### Objective
Copy out, from the entries below, each line holding the string "progressive".
↓↓↓
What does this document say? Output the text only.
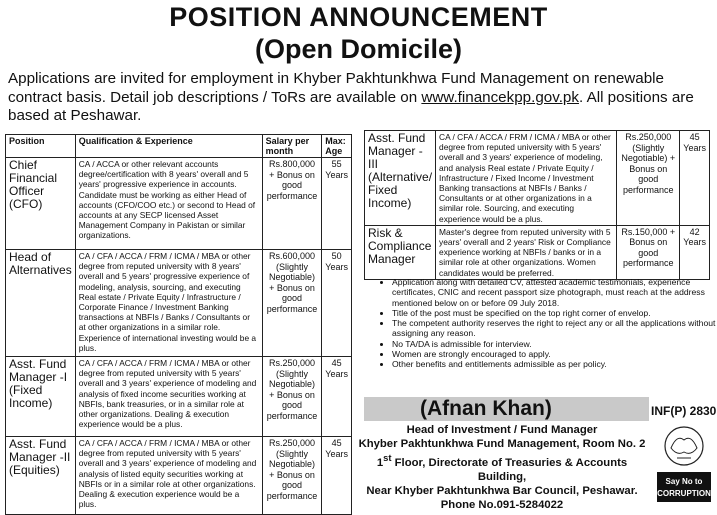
POSITION ANNOUNCEMENT
(Open Domicile)
Applications are invited for employment in Khyber Pakhtunkhwa Fund Management on renewable contract basis. Detail job descriptions / ToRs are available on www.financekpp.gov.pk. All positions are based at Peshawar.
Position	Qualification & Experience	Salary per month	Max: Age
Chief Financial Officer (CFO)	CA / ACCA or other relevant accounts degree/certification with 8 years' overall and 5 years' progressive experience in accounts. Candidate must be working as either Head of accounts (CFO/COO etc.) or second to Head of accounts at any SECP licensed Asset Management Company in Pakistan or similar organizations.	Rs.800,000 + Bonus on good performance	55 Years
Head of Alternatives	CA / CFA / ACCA / FRM / ICMA / MBA or other degree from reputed university with 8 years' overall and 5 years' progressive experience of modeling, analysis, sourcing, and executing Real estate / Private Equity / Infrastructure / Corporate Finance / Investment Banking transactions at NBFIs / Banks / Consultants or at other organizations in a similar role. Experience of international investing would be a plus.	Rs.600,000 (Slightly Negotiable) + Bonus on good performance	50 Years
Asst. Fund Manager -I (Fixed Income)	CA / CFA / ACCA / FRM / ICMA / MBA or other degree from reputed university with 5 years' overall and 3 years' experience of modeling and analysis of fixed income securities working at NBFIs, bank treasuries, or in a similar role at other organizations. Dealing & execution experience would be a plus.	Rs.250,000 (Slightly Negotiable) + Bonus on good performance	45 Years
Asst. Fund Manager -II (Equities)	CA / CFA / ACCA / FRM / ICMA / MBA or other degree from reputed university with 5 years' overall and 3 years' experience of modeling and analysis of listed equity securities working at NBFIs or in a similar role at other organizations. Dealing & execution experience would be a plus.	Rs.250,000 (Slightly Negotiable) + Bonus on good performance	45 Years
Asst. Fund Manager -III (Alternative/ Fixed Income)	CA / CFA / ACCA / FRM / ICMA / MBA or other degree from reputed university with 5 years' overall and 3 years' experience of modeling, and analysis Real estate / Private Equity / Infrastructure / Fixed Income / Investment Banking transactions at NBFIs / Banks / Consultants or at other organizations in a similar role. Sourcing, and executing experience would be a plus.	Rs.250,000 (Slightly Negotiable) + Bonus on good performance	45 Years
Risk & Compliance Manager	Master's degree from reputed university with 5 years' overall and 2 years' Risk or Compliance experience working at NBFIs / banks or in a similar role at other organizations. Women candidates would be preferred.	Rs.150,000 + Bonus on good performance	42 Years
• Application along with detailed CV, attested academic testimonials, experience certificates, CNIC and recent passport size photograph, must reach at the address mentioned below on or before 09 July 2018.
• Title of the post must be specified on the top right corner of envelop.
• The competent authority reserves the right to reject any or all the applications without assigning any reason.
• No TA/DA is admissible for interview.
• Women are strongly encouraged to apply.
• Other benefits and entitlements admissible as per policy.
(Afnan Khan)	INF(P) 2830
Head of Investment / Fund Manager
Khyber Pakhtunkhwa Fund Management, Room No. 2
1st Floor, Directorate of Treasuries & Accounts Building,
Near Khyber Pakhtunkhwa Bar Council, Peshawar.
Phone No.091-5284022
Say No to
CORRUPTION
↑↑↑
### Result for this task
Chief Financial Officer (CFO)	CA / ACCA or other relevant accounts degree/certification with 8 years' overall and 5 years' progressive experience in accounts. Candidate must be working as either Head of accounts (CFO/COO etc.) or second to Head of accounts at any SECP licensed Asset Management Company in Pakistan or similar organizations.	Rs.800,000 + Bonus on good performance	55 Years
Head of Alternatives	CA / CFA / ACCA / FRM / ICMA / MBA or other degree from reputed university with 8 years' overall and 5 years' progressive experience of modeling, analysis, sourcing, and executing Real estate / Private Equity / Infrastructure / Corporate Finance / Investment Banking transactions at NBFIs / Banks / Consultants or at other organizations in a similar role. Experience of international investing would be a plus.	Rs.600,000 (Slightly Negotiable) + Bonus on good performance	50 Years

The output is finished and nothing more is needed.